RECORDS FOR THE TASK:
════════════════════
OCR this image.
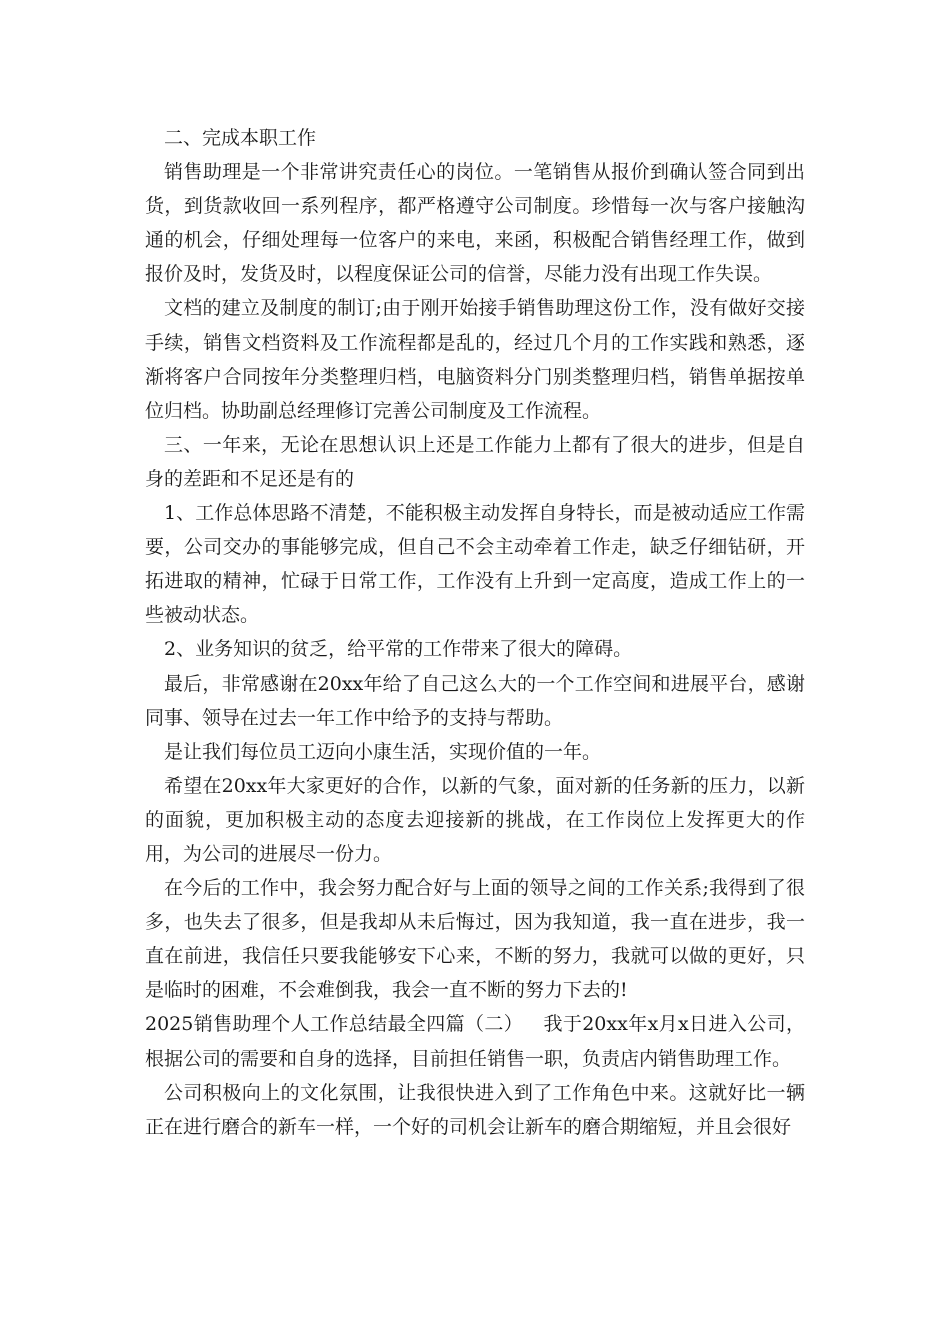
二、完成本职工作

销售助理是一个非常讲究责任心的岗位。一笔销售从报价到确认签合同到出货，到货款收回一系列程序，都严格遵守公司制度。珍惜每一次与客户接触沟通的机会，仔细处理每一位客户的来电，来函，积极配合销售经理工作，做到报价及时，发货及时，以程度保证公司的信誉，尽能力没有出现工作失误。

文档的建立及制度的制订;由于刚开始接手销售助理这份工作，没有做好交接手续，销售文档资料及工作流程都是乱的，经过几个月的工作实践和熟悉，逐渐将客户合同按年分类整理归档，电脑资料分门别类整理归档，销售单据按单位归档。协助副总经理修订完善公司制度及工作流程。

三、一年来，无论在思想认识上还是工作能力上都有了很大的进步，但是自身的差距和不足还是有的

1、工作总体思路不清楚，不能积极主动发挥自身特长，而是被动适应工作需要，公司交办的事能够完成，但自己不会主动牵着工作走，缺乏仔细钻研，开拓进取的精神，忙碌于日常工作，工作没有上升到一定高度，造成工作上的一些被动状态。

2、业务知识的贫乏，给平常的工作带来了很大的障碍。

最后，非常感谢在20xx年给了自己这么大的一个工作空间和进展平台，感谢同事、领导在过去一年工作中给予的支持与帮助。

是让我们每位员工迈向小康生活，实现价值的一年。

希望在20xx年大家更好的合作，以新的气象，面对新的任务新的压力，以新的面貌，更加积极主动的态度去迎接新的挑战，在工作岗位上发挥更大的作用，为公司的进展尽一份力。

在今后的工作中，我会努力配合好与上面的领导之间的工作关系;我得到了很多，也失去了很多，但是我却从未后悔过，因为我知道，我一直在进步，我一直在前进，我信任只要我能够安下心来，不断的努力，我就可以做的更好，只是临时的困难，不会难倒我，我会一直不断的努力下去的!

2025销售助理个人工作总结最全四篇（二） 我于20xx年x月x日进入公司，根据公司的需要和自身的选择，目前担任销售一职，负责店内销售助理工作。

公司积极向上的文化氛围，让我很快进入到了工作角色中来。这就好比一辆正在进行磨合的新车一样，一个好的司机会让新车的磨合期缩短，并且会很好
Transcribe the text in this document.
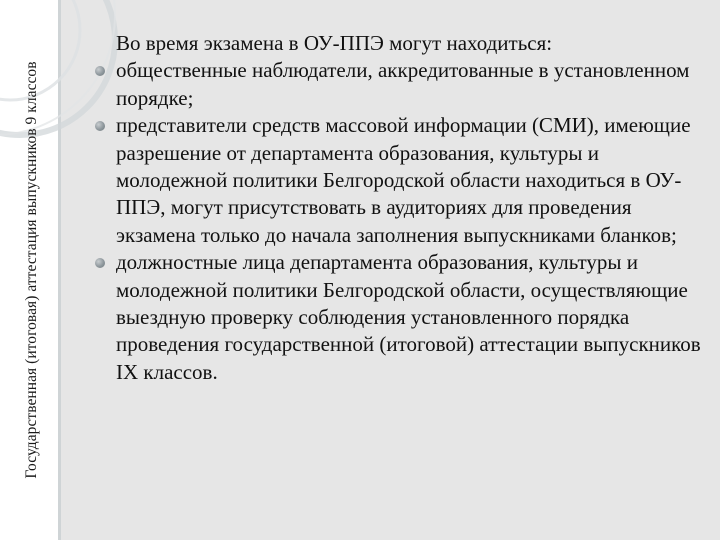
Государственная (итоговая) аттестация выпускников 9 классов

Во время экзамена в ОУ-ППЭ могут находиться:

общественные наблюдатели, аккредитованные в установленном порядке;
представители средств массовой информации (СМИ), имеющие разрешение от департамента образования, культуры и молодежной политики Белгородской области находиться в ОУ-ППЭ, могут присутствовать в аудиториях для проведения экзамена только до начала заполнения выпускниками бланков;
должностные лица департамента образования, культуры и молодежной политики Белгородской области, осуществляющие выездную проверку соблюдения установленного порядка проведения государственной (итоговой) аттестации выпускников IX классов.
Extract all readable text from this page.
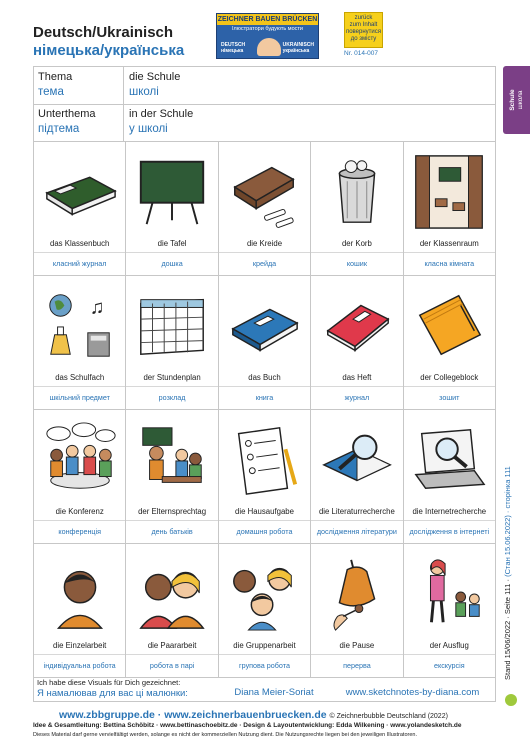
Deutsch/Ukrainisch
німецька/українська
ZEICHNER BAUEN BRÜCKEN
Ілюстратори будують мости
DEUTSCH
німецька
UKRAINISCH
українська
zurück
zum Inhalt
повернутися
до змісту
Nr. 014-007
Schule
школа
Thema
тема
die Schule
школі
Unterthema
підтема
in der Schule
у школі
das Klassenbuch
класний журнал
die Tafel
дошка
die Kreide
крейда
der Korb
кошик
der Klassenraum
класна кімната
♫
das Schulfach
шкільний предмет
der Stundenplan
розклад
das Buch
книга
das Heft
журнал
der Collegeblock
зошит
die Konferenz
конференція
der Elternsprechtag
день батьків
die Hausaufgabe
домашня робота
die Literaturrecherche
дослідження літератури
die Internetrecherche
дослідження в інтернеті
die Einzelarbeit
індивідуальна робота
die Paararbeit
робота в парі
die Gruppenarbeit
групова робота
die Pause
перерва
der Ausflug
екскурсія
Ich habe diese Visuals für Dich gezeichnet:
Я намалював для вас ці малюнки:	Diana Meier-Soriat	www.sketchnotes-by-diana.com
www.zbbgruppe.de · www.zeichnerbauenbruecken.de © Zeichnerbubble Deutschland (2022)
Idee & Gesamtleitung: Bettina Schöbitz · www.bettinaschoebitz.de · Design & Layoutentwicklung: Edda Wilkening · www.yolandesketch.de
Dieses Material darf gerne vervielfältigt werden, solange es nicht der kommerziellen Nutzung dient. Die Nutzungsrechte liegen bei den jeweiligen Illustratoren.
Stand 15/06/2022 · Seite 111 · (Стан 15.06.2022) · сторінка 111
════════════════════
EXERCISE DESCRIPTION: Show the lines of the records that contain the word "молодежной".

WRITTEN ANSWER:
представители средств массовой информации (СМИ), имеющие разрешение от департамента образования, культуры и молодежной политики Белгородской области находиться в ОУ-ППЭ, могут присутствовать в аудиториях для проведения экзамена только до начала заполнения выпускниками бланков;
должностные лица департамента образования, культуры и молодежной политики Белгородской области, осуществляющие выездную проверку соблюдения установленного порядка проведения государственной (итоговой) аттестации выпускников IX классов.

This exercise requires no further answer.